* **Problem to work on**
Reproduce everything from "Before that ruling, the" down to "benefits of marijuana." in the piece below on reforming Canada's marijuana laws.

* **Selected excerpt**
Science — not folklore, pop culture and politics — should lead the way in reforming Canada’s marijuana laws.

Science — not folklore, pop culture and politics — should lead the way in reforming Canada’s marijuana laws. The Supreme Court of Canada took a step forward last week when it ruled medical marijuana can legally be consumed in a variety of ways, not just in its dried form. The case was a victory for Victoria’s Owen Smith, charged in 2009 for possessing pot cookies and other cannabis-infused food.

Before that ruling, the law said marijuana can be prescribed as a medicine, but only in its dried form, which, for most users, would mean smoking it. And yet, no medical textbook, no scientific study, no logical reasoning would ever say it’s a good thing to inhale smoke from burning vegetation into your lungs.

It’s a symptom of today’s reefer madness — a hodgepodge of illogical, inconsistent laws and vastly polarized views on the harms and benefits of marijuana.

Health Minister Rona Ambrose said she was “outraged” by the marijuana decision, saying judges, not medical experts, “have decided something is medicine.”

She should channel her outrage into working toward more sensible laws that decriminalize the use of marijuana. Too many police resources, too much court time and too much public money have gone into enforcing marijuana laws that make criminals out of people who are usually doing no harm, at least not to anyone but themselves.

But Ambrose is right in noting that marijuana has never faced a regulatory approval process through Health Canada.

“This is not a medicine,” she said. “There’s very harmful effects of marijuana, especially on our youth.”

* **Supplied entries**
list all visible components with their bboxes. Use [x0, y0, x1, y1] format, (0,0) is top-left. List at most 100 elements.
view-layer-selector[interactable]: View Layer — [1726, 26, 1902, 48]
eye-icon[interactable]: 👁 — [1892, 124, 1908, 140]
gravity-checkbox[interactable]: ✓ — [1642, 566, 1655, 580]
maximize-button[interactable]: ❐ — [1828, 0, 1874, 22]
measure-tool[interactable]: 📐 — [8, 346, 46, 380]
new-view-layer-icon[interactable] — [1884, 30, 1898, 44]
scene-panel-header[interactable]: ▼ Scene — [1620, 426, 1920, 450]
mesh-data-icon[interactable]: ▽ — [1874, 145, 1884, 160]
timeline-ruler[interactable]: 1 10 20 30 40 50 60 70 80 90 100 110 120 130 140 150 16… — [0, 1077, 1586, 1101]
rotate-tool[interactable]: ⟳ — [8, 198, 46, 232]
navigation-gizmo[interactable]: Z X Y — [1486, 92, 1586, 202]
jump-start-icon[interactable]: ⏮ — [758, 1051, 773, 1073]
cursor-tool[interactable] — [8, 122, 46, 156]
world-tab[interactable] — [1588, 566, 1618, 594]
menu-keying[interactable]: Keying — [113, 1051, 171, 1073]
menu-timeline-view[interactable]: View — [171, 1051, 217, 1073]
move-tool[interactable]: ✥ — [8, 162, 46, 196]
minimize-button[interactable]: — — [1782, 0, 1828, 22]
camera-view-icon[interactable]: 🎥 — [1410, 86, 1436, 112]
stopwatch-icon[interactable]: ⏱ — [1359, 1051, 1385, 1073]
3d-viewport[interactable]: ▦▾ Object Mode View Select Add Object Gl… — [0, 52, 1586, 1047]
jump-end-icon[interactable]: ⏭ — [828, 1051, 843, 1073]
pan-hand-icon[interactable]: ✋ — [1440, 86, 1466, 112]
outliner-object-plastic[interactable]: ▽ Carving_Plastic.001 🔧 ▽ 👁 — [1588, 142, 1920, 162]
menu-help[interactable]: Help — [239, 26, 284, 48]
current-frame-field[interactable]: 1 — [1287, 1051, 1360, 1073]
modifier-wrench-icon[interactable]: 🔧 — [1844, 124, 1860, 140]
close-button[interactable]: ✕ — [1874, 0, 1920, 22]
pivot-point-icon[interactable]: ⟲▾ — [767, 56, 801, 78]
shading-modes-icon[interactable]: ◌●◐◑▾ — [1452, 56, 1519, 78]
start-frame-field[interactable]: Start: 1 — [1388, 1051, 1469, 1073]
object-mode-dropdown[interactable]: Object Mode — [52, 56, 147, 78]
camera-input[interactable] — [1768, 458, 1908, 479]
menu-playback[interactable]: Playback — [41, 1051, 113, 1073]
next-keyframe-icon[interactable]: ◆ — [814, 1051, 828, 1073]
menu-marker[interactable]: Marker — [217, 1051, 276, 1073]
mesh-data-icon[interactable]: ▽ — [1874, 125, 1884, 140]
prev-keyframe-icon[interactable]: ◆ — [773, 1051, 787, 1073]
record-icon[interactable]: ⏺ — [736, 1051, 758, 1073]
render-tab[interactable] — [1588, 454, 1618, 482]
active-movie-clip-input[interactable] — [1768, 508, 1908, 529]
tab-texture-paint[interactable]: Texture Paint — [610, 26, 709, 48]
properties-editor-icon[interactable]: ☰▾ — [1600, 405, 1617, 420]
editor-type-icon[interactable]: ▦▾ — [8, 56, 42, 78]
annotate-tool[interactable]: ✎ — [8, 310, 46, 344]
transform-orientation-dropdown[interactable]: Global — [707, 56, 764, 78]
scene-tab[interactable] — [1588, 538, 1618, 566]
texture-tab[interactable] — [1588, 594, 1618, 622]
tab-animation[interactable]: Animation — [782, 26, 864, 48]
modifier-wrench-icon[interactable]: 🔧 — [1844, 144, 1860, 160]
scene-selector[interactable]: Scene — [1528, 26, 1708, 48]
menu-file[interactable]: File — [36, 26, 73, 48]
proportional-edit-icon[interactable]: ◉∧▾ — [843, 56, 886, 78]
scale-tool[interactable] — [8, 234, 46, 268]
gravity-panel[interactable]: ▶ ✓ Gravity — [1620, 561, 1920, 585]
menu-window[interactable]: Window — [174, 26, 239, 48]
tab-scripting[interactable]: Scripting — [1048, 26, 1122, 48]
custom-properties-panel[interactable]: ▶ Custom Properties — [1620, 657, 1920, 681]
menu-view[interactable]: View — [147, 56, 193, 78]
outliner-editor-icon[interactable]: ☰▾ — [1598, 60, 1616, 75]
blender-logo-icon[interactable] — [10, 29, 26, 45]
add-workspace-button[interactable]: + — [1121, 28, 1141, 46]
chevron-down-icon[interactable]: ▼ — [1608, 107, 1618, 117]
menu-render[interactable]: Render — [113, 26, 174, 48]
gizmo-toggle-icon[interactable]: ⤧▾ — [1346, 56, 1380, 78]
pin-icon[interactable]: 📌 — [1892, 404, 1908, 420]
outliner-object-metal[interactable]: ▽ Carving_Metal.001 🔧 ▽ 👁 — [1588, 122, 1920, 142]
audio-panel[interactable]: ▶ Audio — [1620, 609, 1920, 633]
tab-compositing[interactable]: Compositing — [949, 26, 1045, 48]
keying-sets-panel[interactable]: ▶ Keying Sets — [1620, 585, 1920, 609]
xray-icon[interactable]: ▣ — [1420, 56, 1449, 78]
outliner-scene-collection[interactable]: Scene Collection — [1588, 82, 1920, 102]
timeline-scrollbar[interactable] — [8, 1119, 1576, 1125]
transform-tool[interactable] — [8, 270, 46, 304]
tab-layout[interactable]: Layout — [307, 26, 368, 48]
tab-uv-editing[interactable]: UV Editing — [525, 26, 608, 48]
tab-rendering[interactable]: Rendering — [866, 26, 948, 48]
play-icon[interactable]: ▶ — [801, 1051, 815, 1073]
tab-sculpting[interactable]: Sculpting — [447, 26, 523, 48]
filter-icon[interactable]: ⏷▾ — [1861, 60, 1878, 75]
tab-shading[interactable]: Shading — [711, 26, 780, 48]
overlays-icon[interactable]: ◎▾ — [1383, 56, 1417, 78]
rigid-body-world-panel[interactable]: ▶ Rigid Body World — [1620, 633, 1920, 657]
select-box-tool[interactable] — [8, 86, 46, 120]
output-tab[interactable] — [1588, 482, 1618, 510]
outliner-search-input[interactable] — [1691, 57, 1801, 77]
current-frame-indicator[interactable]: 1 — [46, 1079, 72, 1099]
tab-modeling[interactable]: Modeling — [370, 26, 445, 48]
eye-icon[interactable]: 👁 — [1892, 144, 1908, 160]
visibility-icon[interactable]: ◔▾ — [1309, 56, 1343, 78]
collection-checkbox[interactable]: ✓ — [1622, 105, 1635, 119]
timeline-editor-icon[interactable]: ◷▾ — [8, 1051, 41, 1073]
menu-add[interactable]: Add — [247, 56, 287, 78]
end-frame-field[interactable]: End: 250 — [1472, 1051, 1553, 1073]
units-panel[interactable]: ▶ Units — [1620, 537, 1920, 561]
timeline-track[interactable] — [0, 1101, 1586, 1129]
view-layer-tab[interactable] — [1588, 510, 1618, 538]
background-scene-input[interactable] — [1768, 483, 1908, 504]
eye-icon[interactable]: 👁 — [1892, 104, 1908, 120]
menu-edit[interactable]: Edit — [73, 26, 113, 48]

* **Task result**
Before that ruling, the law said marijuana can be prescribed as a medicine, but only in its dried form, which, for most users, would mean smoking it. And yet, no medical textbook, no scientific study, no logical reasoning would ever say it’s a good thing to inhale smoke from burning vegetation into your lungs.

It’s a symptom of today’s reefer madness — a hodgepodge of illogical, inconsistent laws and vastly polarized views on the harms and benefits of marijuana.